=== Dataset entries ===

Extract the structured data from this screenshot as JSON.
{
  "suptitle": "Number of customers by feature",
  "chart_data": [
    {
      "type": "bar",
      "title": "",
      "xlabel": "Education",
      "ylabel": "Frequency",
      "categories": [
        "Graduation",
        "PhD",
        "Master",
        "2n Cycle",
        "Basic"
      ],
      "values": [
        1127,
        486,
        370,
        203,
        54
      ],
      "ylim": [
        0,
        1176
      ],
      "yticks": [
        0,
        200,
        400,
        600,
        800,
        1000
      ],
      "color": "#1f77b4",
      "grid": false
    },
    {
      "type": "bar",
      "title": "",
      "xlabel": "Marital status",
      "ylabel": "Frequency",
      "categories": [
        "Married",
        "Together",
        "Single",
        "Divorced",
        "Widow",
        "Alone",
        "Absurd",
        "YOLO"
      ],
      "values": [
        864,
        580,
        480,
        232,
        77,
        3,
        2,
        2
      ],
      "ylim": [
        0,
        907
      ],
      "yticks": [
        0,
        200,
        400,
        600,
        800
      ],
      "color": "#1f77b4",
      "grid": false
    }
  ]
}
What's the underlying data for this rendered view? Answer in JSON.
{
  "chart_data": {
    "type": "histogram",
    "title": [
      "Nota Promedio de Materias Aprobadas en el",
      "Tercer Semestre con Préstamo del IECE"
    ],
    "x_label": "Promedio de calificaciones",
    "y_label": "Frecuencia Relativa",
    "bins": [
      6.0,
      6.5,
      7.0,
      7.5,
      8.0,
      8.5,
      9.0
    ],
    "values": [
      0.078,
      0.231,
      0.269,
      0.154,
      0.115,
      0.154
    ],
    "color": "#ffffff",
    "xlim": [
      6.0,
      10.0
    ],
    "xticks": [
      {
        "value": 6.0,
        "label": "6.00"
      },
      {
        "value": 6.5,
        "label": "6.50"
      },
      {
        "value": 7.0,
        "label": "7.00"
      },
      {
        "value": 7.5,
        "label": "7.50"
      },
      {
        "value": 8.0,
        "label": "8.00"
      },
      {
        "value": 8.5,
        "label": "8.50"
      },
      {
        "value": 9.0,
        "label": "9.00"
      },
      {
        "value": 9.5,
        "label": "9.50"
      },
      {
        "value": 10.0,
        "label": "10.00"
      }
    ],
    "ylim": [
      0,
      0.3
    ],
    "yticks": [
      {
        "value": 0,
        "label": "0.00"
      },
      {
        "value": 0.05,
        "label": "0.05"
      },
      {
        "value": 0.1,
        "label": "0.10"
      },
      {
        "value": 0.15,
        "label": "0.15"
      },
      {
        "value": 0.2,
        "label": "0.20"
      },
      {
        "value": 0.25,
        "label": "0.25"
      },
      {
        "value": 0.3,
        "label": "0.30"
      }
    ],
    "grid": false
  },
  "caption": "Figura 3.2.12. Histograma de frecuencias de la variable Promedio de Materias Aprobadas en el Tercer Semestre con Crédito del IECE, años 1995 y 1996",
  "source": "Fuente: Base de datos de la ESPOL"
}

===

__Task to carry out__. Copy out the full material exactly as it appears.

__The result__.
Extract the structured data from this screenshot as JSON.
{
  "suptitle": "Number of customers by feature",
  "chart_data": [
    {
      "type": "bar",
      "title": "",
      "xlabel": "Education",
      "ylabel": "Frequency",
      "categories": [
        "Graduation",
        "PhD",
        "Master",
        "2n Cycle",
        "Basic"
      ],
      "values": [
        1127,
        486,
        370,
        203,
        54
      ],
      "ylim": [
        0,
        1176
      ],
      "yticks": [
        0,
        200,
        400,
        600,
        800,
        1000
      ],
      "color": "#1f77b4",
      "grid": false
    },
    {
      "type": "bar",
      "title": "",
      "xlabel": "Marital status",
      "ylabel": "Frequency",
      "categories": [
        "Married",
        "Together",
        "Single",
        "Divorced",
        "Widow",
        "Alone",
        "Absurd",
        "YOLO"
      ],
      "values": [
        864,
        580,
        480,
        232,
        77,
        3,
        2,
        2
      ],
      "ylim": [
        0,
        907
      ],
      "yticks": [
        0,
        200,
        400,
        600,
        800
      ],
      "color": "#1f77b4",
      "grid": false
    }
  ]
}
What's the underlying data for this rendered view? Answer in JSON.
{
  "chart_data": {
    "type": "histogram",
    "title": [
      "Nota Promedio de Materias Aprobadas en el",
      "Tercer Semestre con Préstamo del IECE"
    ],
    "x_label": "Promedio de calificaciones",
    "y_label": "Frecuencia Relativa",
    "bins": [
      6.0,
      6.5,
      7.0,
      7.5,
      8.0,
      8.5,
      9.0
    ],
    "values": [
      0.078,
      0.231,
      0.269,
      0.154,
      0.115,
      0.154
    ],
    "color": "#ffffff",
    "xlim": [
      6.0,
      10.0
    ],
    "xticks": [
      {
        "value": 6.0,
        "label": "6.00"
      },
      {
        "value": 6.5,
        "label": "6.50"
      },
      {
        "value": 7.0,
        "label": "7.00"
      },
      {
        "value": 7.5,
        "label": "7.50"
      },
      {
        "value": 8.0,
        "label": "8.00"
      },
      {
        "value": 8.5,
        "label": "8.50"
      },
      {
        "value": 9.0,
        "label": "9.00"
      },
      {
        "value": 9.5,
        "label": "9.50"
      },
      {
        "value": 10.0,
        "label": "10.00"
      }
    ],
    "ylim": [
      0,
      0.3
    ],
    "yticks": [
      {
        "value": 0,
        "label": "0.00"
      },
      {
        "value": 0.05,
        "label": "0.05"
      },
      {
        "value": 0.1,
        "label": "0.10"
      },
      {
        "value": 0.15,
        "label": "0.15"
      },
      {
        "value": 0.2,
        "label": "0.20"
      },
      {
        "value": 0.25,
        "label": "0.25"
      },
      {
        "value": 0.3,
        "label": "0.30"
      }
    ],
    "grid": false
  },
  "caption": "Figura 3.2.12. Histograma de frecuencias de la variable Promedio de Materias Aprobadas en el Tercer Semestre con Crédito del IECE, años 1995 y 1996",
  "source": "Fuente: Base de datos de la ESPOL"
}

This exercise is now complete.